**Written exercise:**
Without including any images, repeat the data exactly.

START Dataset records

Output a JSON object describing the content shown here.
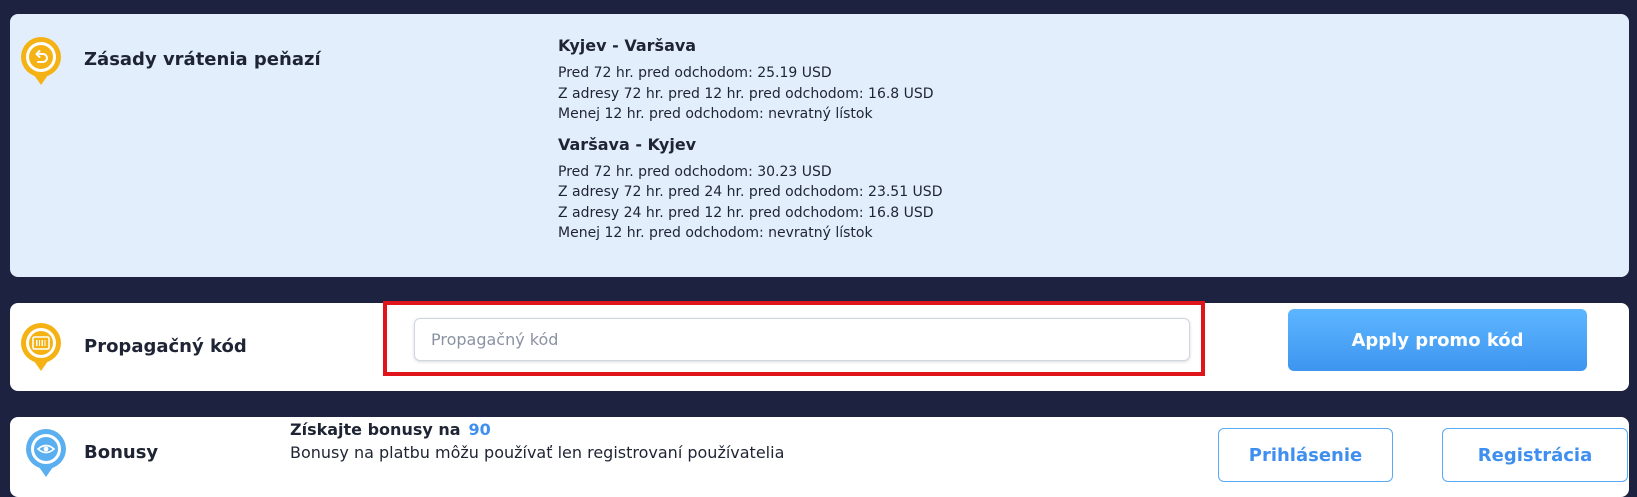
{
  "refund": {
    "title": "Zásady vrátenia peňazí",
    "icon": "refund-arrow-icon",
    "routes": [
      {
        "name": "Kyjev - Varšava",
        "rules": [
          "Pred 72 hr. pred odchodom: 25.19 USD",
          "Z adresy 72 hr. pred 12 hr. pred odchodom: 16.8 USD",
          "Menej 12 hr. pred odchodom: nevratný lístok"
        ]
      },
      {
        "name": "Varšava - Kyjev",
        "rules": [
          "Pred 72 hr. pred odchodom: 30.23 USD",
          "Z adresy 72 hr. pred 24 hr. pred odchodom: 23.51 USD",
          "Z adresy 24 hr. pred 12 hr. pred odchodom: 16.8 USD",
          "Menej 12 hr. pred odchodom: nevratný lístok"
        ]
      }
    ]
  },
  "promo": {
    "title": "Propagačný kód",
    "icon": "barcode-icon",
    "input_placeholder": "Propagačný kód",
    "input_value": "",
    "apply_label": "Apply promo kód"
  },
  "bonus": {
    "title": "Bonusy",
    "icon": "bonus-eye-icon",
    "headline_text": "Získajte bonusy na",
    "headline_amount": "90",
    "note": "Bonusy na platbu môžu používať len registrovaní používatelia",
    "login_label": "Prihlásenie",
    "register_label": "Registrácia"
  },
  "colors": {
    "background": "#1d2240",
    "refund_card": "#e3eefc",
    "accent_gold": "#f5b214",
    "accent_blue": "#3f8ff0",
    "highlight_red": "#e0151b"
  }
}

END Dataset records

**Solution to the problem:**
Output a JSON object describing the content shown here.
{
  "refund": {
    "title": "Zásady vrátenia peňazí",
    "icon": "refund-arrow-icon",
    "routes": [
      {
        "name": "Kyjev - Varšava",
        "rules": [
          "Pred 72 hr. pred odchodom: 25.19 USD",
          "Z adresy 72 hr. pred 12 hr. pred odchodom: 16.8 USD",
          "Menej 12 hr. pred odchodom: nevratný lístok"
        ]
      },
      {
        "name": "Varšava - Kyjev",
        "rules": [
          "Pred 72 hr. pred odchodom: 30.23 USD",
          "Z adresy 72 hr. pred 24 hr. pred odchodom: 23.51 USD",
          "Z adresy 24 hr. pred 12 hr. pred odchodom: 16.8 USD",
          "Menej 12 hr. pred odchodom: nevratný lístok"
        ]
      }
    ]
  },
  "promo": {
    "title": "Propagačný kód",
    "icon": "barcode-icon",
    "input_placeholder": "Propagačný kód",
    "input_value": "",
    "apply_label": "Apply promo kód"
  },
  "bonus": {
    "title": "Bonusy",
    "icon": "bonus-eye-icon",
    "headline_text": "Získajte bonusy na",
    "headline_amount": "90",
    "note": "Bonusy na platbu môžu používať len registrovaní používatelia",
    "login_label": "Prihlásenie",
    "register_label": "Registrácia"
  },
  "colors": {
    "background": "#1d2240",
    "refund_card": "#e3eefc",
    "accent_gold": "#f5b214",
    "accent_blue": "#3f8ff0",
    "highlight_red": "#e0151b"
  }
}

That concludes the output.